* start Data supplied *
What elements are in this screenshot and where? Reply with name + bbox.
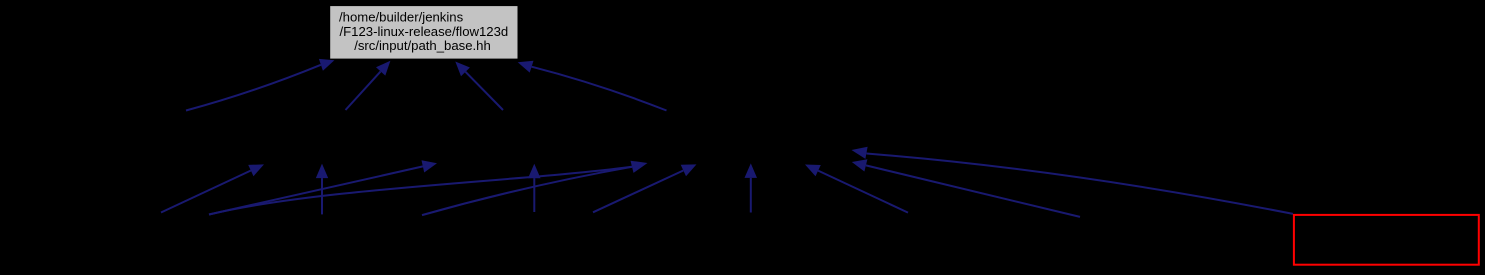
edge node3 to path_base.hh bbox=[346, 71, 381, 110]
edge node15 (red) to node5 (curved) bbox=[867, 154, 1294, 214]
edge node10 to node4 bbox=[533, 178, 535, 212]
edge node12 to node5 bbox=[750, 178, 752, 213]
svg-text:/home/builder/jenkins: /home/builder/jenkins bbox=[339, 10, 464, 25]
edge node14 to node5 bbox=[866, 165, 1080, 217]
edge node2 to path_base.hh bbox=[186, 65, 321, 111]
edge node6 to node2 bbox=[161, 171, 251, 213]
node15 highlighted with red border (hover) bbox=[1294, 215, 1479, 265]
edge node5 to path_base.hh bbox=[532, 67, 667, 111]
svg-text:/src/input/path_base.hh: /src/input/path_base.hh bbox=[354, 38, 491, 53]
edge node4 to path_base.hh bbox=[466, 72, 504, 110]
edge node8 to node4 (curved) bbox=[209, 167, 632, 215]
edge node9 to node4 (curved, merges into same arrowhead) bbox=[422, 167, 632, 215]
edge node13 to node5 bbox=[818, 171, 908, 213]
edge node7 to node3 bbox=[321, 178, 323, 214]
node1 path_base.hh (current node, gray fill) bbox=[330, 6, 517, 59]
edge node11 to node5 bbox=[593, 171, 683, 213]
edge node8 to node3 bbox=[209, 166, 423, 214]
svg-text:/F123-linux-release/flow123d: /F123-linux-release/flow123d bbox=[340, 24, 509, 39]
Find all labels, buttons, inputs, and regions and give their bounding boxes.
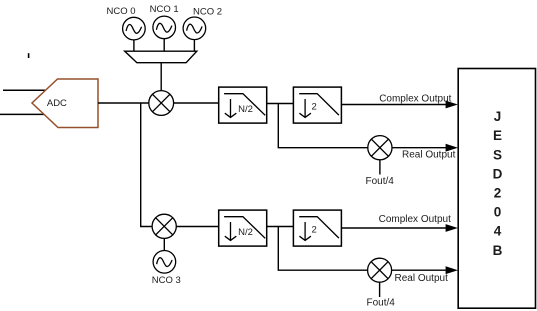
* end Data supplied *
Please quote all of the entries above word for word, leaving out the pictures.

Finished task:
What elements are in this screenshot and where? Reply with name + bbox.
edge node3 to path_base.hh bbox=[346, 71, 381, 110]
edge node15 (red) to node5 (curved) bbox=[867, 154, 1294, 214]
edge node10 to node4 bbox=[533, 178, 535, 212]
edge node12 to node5 bbox=[750, 178, 752, 213]
svg-text:/home/builder/jenkins: /home/builder/jenkins bbox=[339, 10, 464, 25]
edge node14 to node5 bbox=[866, 165, 1080, 217]
edge node2 to path_base.hh bbox=[186, 65, 321, 111]
edge node6 to node2 bbox=[161, 171, 251, 213]
node15 highlighted with red border (hover) bbox=[1294, 215, 1479, 265]
edge node5 to path_base.hh bbox=[532, 67, 667, 111]
svg-text:/src/input/path_base.hh: /src/input/path_base.hh bbox=[354, 38, 491, 53]
edge node4 to path_base.hh bbox=[466, 72, 504, 110]
edge node8 to node4 (curved) bbox=[209, 167, 632, 215]
edge node9 to node4 (curved, merges into same arrowhead) bbox=[422, 167, 632, 215]
edge node13 to node5 bbox=[818, 171, 908, 213]
edge node7 to node3 bbox=[321, 178, 323, 214]
node1 path_base.hh (current node, gray fill) bbox=[330, 6, 517, 59]
edge node11 to node5 bbox=[593, 171, 683, 213]
edge node8 to node3 bbox=[209, 166, 423, 214]
svg-text:/F123-linux-release/flow123d: /F123-linux-release/flow123d bbox=[340, 24, 509, 39]
Find all labels, buttons, inputs, and regions and give their bounding boxes.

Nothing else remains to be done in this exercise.